All the records that follow need to be reproduced exactly. Omit the images.

=== Task input ===

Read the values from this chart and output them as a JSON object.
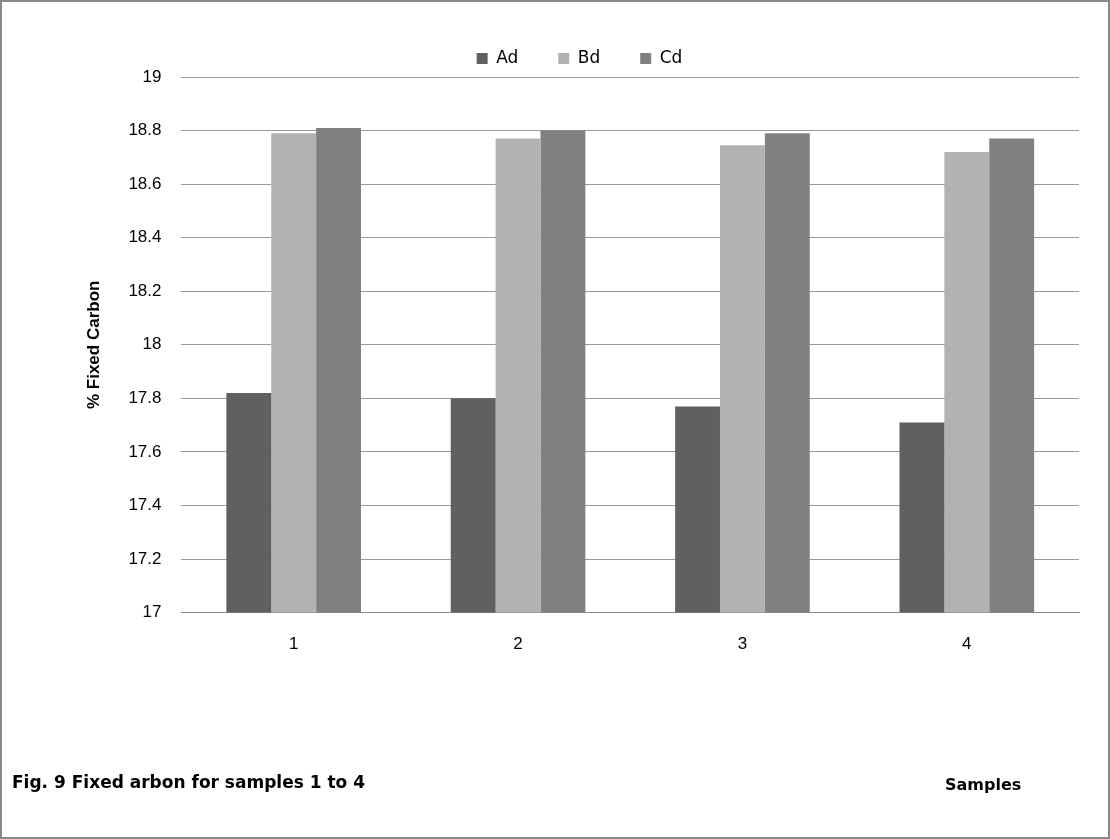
{
  "chart_data": {
    "type": "bar",
    "ylabel": "% Fixed Carbon",
    "categories": [
      "1",
      "2",
      "3",
      "4"
    ],
    "series": [
      {
        "name": "Ad",
        "color": "#606060",
        "values": [
          17.82,
          17.8,
          17.77,
          17.71
        ]
      },
      {
        "name": "Bd",
        "color": "#b2b2b2",
        "values": [
          18.79,
          18.77,
          18.745,
          18.72
        ]
      },
      {
        "name": "Cd",
        "color": "#808080",
        "values": [
          18.81,
          18.8,
          18.79,
          18.77
        ]
      }
    ],
    "ylim": [
      17,
      19
    ],
    "yticks": [
      17,
      17.2,
      17.4,
      17.6,
      17.8,
      18,
      18.2,
      18.4,
      18.6,
      18.8,
      19
    ],
    "grid": "y",
    "legend": "top",
    "annotations": [
      "Fig. 9 Fixed arbon for samples 1 to 4",
      "Samples"
    ]
  }
}
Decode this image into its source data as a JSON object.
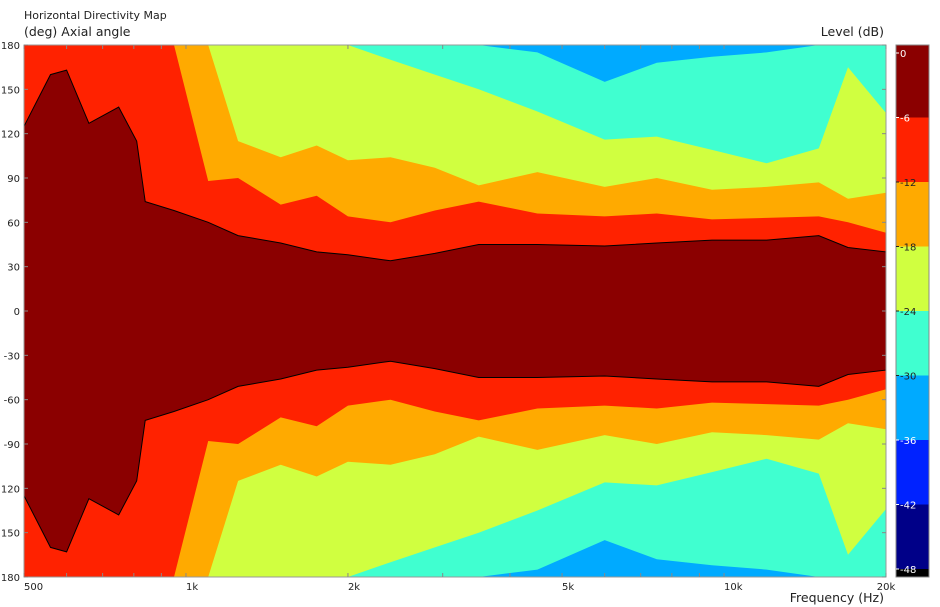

===

_Exercise answer_:
Read the values from this chart and output them as a JSON object.
{
  "chart_data": {
    "type": "bar",
    "ylabel": "% Fixed Carbon",
    "categories": [
      "1",
      "2",
      "3",
      "4"
    ],
    "series": [
      {
        "name": "Ad",
        "color": "#606060",
        "values": [
          17.82,
          17.8,
          17.77,
          17.71
        ]
      },
      {
        "name": "Bd",
        "color": "#b2b2b2",
        "values": [
          18.79,
          18.77,
          18.745,
          18.72
        ]
      },
      {
        "name": "Cd",
        "color": "#808080",
        "values": [
          18.81,
          18.8,
          18.79,
          18.77
        ]
      }
    ],
    "ylim": [
      17,
      19
    ],
    "yticks": [
      17,
      17.2,
      17.4,
      17.6,
      17.8,
      18,
      18.2,
      18.4,
      18.6,
      18.8,
      19
    ],
    "grid": "y",
    "legend": "top",
    "annotations": [
      "Fig. 9 Fixed arbon for samples 1 to 4",
      "Samples"
    ]
  }
}
Decode this image into its source data as a JSON object.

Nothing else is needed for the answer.